If deadband is too broad, response will lag and accuracy will suffer. The “Null”
potentiometer near the center of the circuit board adjusts deadband. Clockwise
movement decreases deadband, increasing sensitivity. Counterclockwise movement
increases deadband, decreasing sensitivity.
Deadband adjustment for response to a 1% change in signal (depicted in the example
above) is appropriate to most installations. This can be set approximately by setting the
“Null” potentiometer in the six o’clock position shown in Figure 4. To check deadband
adjustment, cycle the pump automatically, by input signal command, to an approximately
midrange stroke setting. Leaving the override switch in the “in” or automatic position,
slowly adjust the handwheel in either direction until the actuator responds to return the
stroke to the original set point. Care must be taken during this operation, as the
handwheel will move without warning. Deadband is observed on the mechanical stroke
indicator as the difference between the original stroke setting and that at which the
actuator responds.
5.2 Circuit Board Calibration
The PULSAmatic circuit senses all control signals in terms of voltage. A current signal is
converted to a voltage signal measured across a resistor, provided in the circuit board,
through which the current passes. For example, the most commons signal, 4-20 mA DC,
passes through a 470 ohm resistor to generate a 1.88-9.40 volt DC signal, (0-6.3 v with
Ratio Control).
This procedure trims the actuator circuits to the low and high ends of the actual input
control signal.
Without Ratio Control – Coarse Adjustment
1. Place the override switch in the “out” or manual position. The pump need not be
running for coarse adjustment.
2. Set up a voltmeter to read a full scale DC voltage of 10.
3. Connect the positive lead of the voltmeter to TB2-2 and the negative lead to TB2-1.
4. Set the control signal at the low end (0%) and record the voltage.
5. Set the control signal at the high end (100%) and record the voltage.

▶ _Working data_:
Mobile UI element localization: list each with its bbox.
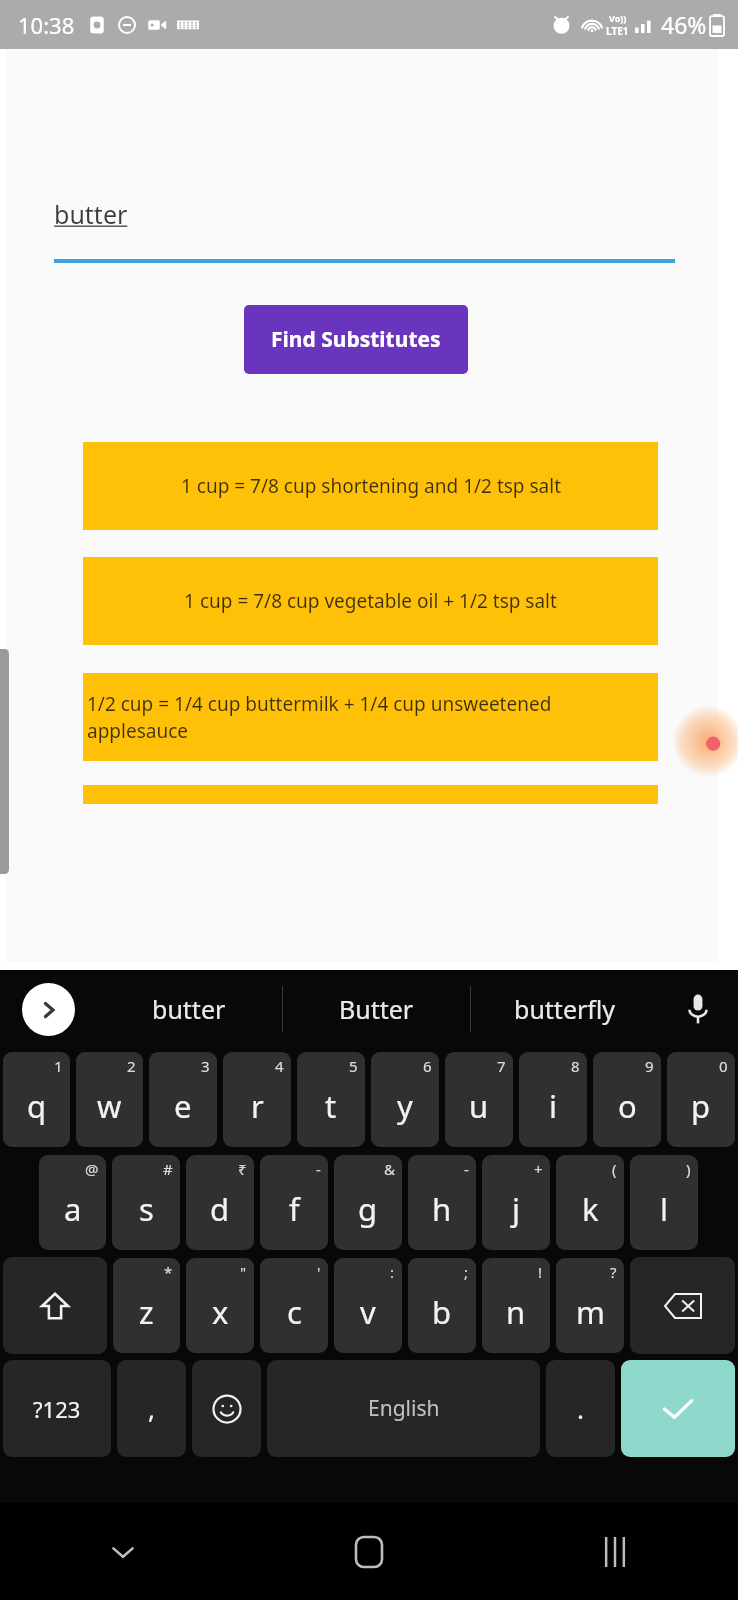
==
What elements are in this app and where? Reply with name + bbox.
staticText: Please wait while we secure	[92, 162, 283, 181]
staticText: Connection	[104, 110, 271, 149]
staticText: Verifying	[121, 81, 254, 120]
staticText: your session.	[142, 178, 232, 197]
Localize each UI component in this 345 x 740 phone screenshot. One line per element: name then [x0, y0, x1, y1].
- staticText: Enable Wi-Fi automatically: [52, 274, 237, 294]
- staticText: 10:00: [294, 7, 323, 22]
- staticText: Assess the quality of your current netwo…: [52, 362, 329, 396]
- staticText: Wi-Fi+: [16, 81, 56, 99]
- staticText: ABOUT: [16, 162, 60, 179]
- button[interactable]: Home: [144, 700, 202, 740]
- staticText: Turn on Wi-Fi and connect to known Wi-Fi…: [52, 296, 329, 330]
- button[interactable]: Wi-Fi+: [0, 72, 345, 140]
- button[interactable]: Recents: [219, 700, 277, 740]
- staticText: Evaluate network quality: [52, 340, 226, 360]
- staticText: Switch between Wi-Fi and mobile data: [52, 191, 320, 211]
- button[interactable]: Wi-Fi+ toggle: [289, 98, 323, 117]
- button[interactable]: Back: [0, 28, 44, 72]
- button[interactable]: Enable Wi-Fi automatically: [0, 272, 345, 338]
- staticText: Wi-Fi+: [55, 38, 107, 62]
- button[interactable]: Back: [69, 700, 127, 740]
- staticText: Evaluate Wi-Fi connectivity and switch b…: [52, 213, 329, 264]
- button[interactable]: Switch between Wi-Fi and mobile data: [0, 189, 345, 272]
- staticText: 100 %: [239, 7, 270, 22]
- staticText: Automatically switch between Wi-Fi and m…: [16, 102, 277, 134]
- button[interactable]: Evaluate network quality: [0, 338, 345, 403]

▶ _Requests_:
a) Edit the entries from the line containing "What elements are" through the line containing "178, 232, 197]", replacing "Verifying" with "Checking" and leaving all else unchanged. Give back only those lines.
b) Pick up the text on pump actuator deadband and circuit board calibration after its last sentence and continue it.

▶ _Answers to the exercise_:
a)
What elements are in this app and where? Reply with name + bbox.
staticText: Please wait while we secure	[92, 162, 283, 181]
staticText: Connection	[104, 110, 271, 149]
staticText: Checking	[121, 81, 254, 120]
staticText: your session.	[142, 178, 232, 197]

b)
6. Set up a voltmeter for DC voltage measurement between TB2-5 (positive) and TB2-1
(common).
7. Adjust the “LO” trim potentiometer on the circuit board to the voltage recorded in step
4.
8. Set up the voltmeter for DC voltage measurement between TB2-4 (positive) and
TB201 (common).
9. Adjust the “HI” trim potentiometer on the circuit board to the voltage recorded in step
5.
8
10. The above adjustments are interactive. It may be necessary to repeat steps (2)
through (5) several times until the voltages stabilize. This completes coarse
adjustment.
Without Ratio Control – Fine Adjustment
11. With the override switch still in the “out” or manual position start the pump.
12. Set up a voltmeter for DC voltage measurement between TB2-3 (positive) and TB2-1
(common).
13. Set the control signal at the low end (0%). Move the override switch to the “in” or auto
position. The LO” drive LED will light and the pump with automatically adjust to the
0% stroke.
14. Adjust the “LO” trim potentiometer on the circuit board to the voltage recorded in step
(4). The stroke indicator should now read 000-001 and both LED drive lights should
be off.
15. Apply a high end (100%) control signal. Allow the pump to adjust to 100% stroke.
16. With the voltmeter remaining as set up in step (12) above, adjust the “HI” trim
potentiometer to the voltage recorded in step (5). The stroke indicator should now
read 099-100 and again both drive lights should be off.
17. The above adjustments are interactive. It may be necessary to repeat steps (12)
through (16) several times until the voltages stabilize. This completes fine adjustment.
With Ratio Control (Optional Feature) – Coarse Adjustment
1. With the override switch in the “out” or manual position, start the pump.
2. Set the controls signal at the low end (0%). Move the override switch “in” to the auto
position and allow the pump to adjust to 0%.
3. Place the override switch back in the “out” or manual position. Check the stroke
indicator; if it does not read 000-001 use the handwheel to manually adjust it to this
point.
4. Set the remote ratio control potentiometer at 100%.
5. Set up the voltmeter for DC voltage measurement between TB3-4 (positive) and TB3-
6 (common).
6. Adjust the “Ratio Zero” potentiometer on the circuit board (to the right of TB3) to +/-
0.0 volts.
7. With the voltmeter remaining as set up in step (5) above, set the control signal at the
high end (100%) and record the voltage.
8. Set up a voltmeter for CD voltage measurement between TB2-5 (positive) and TB2-1
(common).
9. Adjust the “LO” trim potentiometer on the circuit board to +/-0.0 volts.
10. Set up a voltmeter for DC voltage measurement between TB2-4 (positive) and TB2-1
(common).
11. Adjust the “HI” trim potentiometer on the circuit board to the high end voltage
recorded in setup (7) above.
9
12. The above adjustments are interactive. It may be necessary to repeat steps (8)
through (12) several times until the voltages stabilize. This completes coarse
adjustment
With Ratio Control (Optional Feature) – Fine Adjustment
13. With the override switch still in the “out” or manual position start the pump.
14. Set up a voltmeter for DC voltage measurement between TB2-3 (positive) and TB2-1
(common).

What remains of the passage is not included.